::: INPUT FOR THIS TASK

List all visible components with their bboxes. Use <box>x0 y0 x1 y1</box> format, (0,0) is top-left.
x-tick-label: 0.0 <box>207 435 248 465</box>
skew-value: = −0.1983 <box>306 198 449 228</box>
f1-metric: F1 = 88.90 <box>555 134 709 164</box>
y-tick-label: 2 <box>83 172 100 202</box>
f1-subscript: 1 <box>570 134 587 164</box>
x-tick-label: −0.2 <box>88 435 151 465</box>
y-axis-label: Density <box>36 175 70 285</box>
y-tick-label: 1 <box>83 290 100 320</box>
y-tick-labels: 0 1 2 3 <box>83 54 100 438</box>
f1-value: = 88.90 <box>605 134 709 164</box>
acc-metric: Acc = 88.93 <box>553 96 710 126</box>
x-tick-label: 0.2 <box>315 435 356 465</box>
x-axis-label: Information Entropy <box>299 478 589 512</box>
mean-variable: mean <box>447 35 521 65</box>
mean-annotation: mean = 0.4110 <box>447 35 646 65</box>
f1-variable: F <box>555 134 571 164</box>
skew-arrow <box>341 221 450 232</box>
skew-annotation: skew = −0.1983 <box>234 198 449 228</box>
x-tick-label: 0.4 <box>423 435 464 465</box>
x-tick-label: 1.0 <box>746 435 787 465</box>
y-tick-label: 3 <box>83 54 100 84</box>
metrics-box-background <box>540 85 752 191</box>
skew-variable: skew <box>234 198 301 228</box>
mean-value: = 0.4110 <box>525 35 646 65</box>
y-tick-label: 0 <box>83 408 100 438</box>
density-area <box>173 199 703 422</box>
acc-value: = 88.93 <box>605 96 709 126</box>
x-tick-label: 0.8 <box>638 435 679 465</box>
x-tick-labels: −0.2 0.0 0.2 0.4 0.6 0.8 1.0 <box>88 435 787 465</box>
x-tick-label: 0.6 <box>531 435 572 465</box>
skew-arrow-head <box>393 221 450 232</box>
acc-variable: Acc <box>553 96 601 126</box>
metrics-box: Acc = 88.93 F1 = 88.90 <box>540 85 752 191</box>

::::::

* **WHAT TO WORK ON**
Replace "Information Entropy" with "Normalized Entropy" throughout the lines above, and reproduce everything else unchanged.

* **COMPLETE OUTPUT**
List all visible components with their bboxes. Use <box>x0 y0 x1 y1</box> format, (0,0) is top-left.
x-tick-label: 0.0 <box>207 435 248 465</box>
skew-value: = −0.1983 <box>306 198 449 228</box>
f1-metric: F1 = 88.90 <box>555 134 709 164</box>
y-tick-label: 2 <box>83 172 100 202</box>
f1-subscript: 1 <box>570 134 587 164</box>
x-tick-label: −0.2 <box>88 435 151 465</box>
y-axis-label: Density <box>36 175 70 285</box>
y-tick-label: 1 <box>83 290 100 320</box>
y-tick-labels: 0 1 2 3 <box>83 54 100 438</box>
f1-value: = 88.90 <box>605 134 709 164</box>
acc-metric: Acc = 88.93 <box>553 96 710 126</box>
x-tick-label: 0.2 <box>315 435 356 465</box>
x-axis-label: Normalized Entropy <box>299 478 589 512</box>
mean-variable: mean <box>447 35 521 65</box>
mean-annotation: mean = 0.4110 <box>447 35 646 65</box>
f1-variable: F <box>555 134 571 164</box>
skew-arrow <box>341 221 450 232</box>
skew-annotation: skew = −0.1983 <box>234 198 449 228</box>
x-tick-label: 0.4 <box>423 435 464 465</box>
x-tick-label: 1.0 <box>746 435 787 465</box>
y-tick-label: 3 <box>83 54 100 84</box>
metrics-box-background <box>540 85 752 191</box>
skew-variable: skew <box>234 198 301 228</box>
mean-value: = 0.4110 <box>525 35 646 65</box>
y-tick-label: 0 <box>83 408 100 438</box>
density-area <box>173 199 703 422</box>
acc-value: = 88.93 <box>605 96 709 126</box>
x-tick-label: 0.8 <box>638 435 679 465</box>
x-tick-labels: −0.2 0.0 0.2 0.4 0.6 0.8 1.0 <box>88 435 787 465</box>
x-tick-label: 0.6 <box>531 435 572 465</box>
skew-arrow-head <box>393 221 450 232</box>
acc-variable: Acc <box>553 96 601 126</box>
metrics-box: Acc = 88.93 F1 = 88.90 <box>540 85 752 191</box>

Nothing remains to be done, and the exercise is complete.